Figure record listings
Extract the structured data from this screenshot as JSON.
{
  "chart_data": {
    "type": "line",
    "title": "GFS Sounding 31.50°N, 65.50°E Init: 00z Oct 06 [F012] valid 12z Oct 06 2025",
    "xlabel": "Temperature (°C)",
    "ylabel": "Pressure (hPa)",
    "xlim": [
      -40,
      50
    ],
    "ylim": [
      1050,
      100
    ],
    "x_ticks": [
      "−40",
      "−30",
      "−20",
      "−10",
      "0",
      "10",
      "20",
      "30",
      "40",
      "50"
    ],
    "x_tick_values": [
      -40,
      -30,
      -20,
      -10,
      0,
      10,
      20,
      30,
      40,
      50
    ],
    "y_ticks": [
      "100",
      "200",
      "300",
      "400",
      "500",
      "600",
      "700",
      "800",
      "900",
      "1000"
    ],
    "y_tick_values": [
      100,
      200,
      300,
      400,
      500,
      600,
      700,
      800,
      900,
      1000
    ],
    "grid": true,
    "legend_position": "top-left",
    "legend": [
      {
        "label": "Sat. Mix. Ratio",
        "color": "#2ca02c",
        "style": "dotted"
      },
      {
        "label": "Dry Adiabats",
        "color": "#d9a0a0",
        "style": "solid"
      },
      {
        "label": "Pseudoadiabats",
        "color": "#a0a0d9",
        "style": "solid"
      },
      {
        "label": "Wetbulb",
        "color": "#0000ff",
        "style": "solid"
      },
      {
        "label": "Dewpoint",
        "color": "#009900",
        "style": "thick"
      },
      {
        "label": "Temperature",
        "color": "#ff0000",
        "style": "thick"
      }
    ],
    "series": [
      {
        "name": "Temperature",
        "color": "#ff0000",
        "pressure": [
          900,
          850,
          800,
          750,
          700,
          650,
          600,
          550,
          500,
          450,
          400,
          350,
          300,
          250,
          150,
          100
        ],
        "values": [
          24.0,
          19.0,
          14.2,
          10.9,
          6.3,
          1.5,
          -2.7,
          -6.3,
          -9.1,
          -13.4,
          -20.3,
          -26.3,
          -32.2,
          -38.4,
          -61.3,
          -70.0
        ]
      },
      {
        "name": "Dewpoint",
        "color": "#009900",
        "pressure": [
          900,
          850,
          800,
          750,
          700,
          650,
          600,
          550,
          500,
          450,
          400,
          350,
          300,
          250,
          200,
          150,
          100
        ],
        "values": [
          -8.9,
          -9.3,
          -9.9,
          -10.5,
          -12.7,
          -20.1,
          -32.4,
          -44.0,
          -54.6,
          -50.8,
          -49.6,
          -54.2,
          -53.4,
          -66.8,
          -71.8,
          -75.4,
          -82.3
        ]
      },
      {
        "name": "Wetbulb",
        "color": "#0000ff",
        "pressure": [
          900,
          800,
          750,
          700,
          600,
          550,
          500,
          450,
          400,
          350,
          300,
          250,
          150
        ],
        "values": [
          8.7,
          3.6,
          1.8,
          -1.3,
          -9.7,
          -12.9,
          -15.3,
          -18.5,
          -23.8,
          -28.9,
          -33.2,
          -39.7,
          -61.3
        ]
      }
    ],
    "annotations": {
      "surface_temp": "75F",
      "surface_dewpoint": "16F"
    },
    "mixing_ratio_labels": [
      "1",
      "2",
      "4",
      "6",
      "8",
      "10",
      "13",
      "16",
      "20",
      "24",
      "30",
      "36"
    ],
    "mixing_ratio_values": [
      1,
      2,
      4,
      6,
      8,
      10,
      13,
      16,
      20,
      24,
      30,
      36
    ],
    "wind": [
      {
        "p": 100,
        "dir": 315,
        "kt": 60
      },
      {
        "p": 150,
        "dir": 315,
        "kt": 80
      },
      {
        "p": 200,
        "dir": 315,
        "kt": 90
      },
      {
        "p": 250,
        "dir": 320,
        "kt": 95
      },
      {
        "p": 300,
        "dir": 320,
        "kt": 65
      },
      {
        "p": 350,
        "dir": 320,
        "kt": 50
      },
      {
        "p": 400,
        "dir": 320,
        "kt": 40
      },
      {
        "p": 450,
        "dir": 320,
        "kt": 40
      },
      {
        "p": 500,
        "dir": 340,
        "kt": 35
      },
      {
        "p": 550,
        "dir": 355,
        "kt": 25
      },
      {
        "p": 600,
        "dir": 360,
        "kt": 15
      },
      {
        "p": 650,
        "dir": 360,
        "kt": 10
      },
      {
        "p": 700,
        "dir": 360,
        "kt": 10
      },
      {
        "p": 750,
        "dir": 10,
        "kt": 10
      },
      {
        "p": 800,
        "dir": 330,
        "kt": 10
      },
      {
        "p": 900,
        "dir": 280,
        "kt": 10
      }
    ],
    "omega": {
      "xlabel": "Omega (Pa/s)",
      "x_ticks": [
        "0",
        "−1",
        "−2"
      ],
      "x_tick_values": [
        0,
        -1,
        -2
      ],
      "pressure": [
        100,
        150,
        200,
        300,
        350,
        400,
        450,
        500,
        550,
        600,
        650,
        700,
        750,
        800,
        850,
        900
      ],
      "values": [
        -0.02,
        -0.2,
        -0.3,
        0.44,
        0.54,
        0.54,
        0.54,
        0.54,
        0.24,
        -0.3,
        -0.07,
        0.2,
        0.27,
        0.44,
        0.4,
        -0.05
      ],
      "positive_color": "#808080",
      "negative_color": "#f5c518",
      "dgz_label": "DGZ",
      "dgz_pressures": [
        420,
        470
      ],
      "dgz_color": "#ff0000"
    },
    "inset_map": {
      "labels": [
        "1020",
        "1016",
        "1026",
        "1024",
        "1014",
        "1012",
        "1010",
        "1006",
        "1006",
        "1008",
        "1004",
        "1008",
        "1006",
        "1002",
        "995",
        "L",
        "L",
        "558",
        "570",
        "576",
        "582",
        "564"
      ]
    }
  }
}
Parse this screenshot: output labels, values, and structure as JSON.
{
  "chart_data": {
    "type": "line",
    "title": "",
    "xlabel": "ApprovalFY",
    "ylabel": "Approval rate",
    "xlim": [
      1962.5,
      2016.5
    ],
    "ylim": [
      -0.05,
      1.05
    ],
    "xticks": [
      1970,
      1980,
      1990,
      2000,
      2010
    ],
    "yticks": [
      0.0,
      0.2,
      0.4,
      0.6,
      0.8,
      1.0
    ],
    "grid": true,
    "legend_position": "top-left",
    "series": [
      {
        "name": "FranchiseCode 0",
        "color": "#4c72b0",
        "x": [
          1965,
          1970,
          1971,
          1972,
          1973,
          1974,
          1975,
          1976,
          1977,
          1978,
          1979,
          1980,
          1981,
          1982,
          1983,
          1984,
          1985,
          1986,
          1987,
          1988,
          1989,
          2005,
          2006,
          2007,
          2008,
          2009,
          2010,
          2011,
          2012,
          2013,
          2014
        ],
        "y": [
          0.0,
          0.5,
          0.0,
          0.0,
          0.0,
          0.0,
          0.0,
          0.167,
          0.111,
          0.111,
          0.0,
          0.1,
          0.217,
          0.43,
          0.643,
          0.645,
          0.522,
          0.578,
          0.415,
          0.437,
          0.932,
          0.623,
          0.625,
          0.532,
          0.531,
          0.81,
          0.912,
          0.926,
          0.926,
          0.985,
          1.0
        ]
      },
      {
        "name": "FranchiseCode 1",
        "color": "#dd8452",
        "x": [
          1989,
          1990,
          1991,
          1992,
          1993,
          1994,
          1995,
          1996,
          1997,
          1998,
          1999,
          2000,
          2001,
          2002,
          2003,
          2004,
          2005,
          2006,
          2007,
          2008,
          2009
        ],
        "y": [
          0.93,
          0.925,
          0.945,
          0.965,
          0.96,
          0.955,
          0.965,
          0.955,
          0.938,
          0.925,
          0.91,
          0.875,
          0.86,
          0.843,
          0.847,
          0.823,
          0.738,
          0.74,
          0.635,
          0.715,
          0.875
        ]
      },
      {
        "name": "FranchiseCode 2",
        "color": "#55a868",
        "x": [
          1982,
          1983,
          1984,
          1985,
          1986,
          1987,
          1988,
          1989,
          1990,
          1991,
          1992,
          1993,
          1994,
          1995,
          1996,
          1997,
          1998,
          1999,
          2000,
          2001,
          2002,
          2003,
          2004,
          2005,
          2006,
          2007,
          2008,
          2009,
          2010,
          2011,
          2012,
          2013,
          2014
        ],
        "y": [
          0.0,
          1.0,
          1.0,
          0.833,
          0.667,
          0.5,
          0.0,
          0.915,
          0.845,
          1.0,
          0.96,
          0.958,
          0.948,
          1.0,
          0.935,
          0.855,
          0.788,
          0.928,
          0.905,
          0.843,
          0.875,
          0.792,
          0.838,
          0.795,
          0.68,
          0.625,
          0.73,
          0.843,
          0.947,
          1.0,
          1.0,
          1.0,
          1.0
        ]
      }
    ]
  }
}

_EXERCISE AIM_
In the lines above, locate the string "xlabel". Copy every line where it occurs.

_FULL SOLUTION_
    "xlabel": "Temperature (°C)",
      "xlabel": "Omega (Pa/s)",
    "xlabel": "ApprovalFY",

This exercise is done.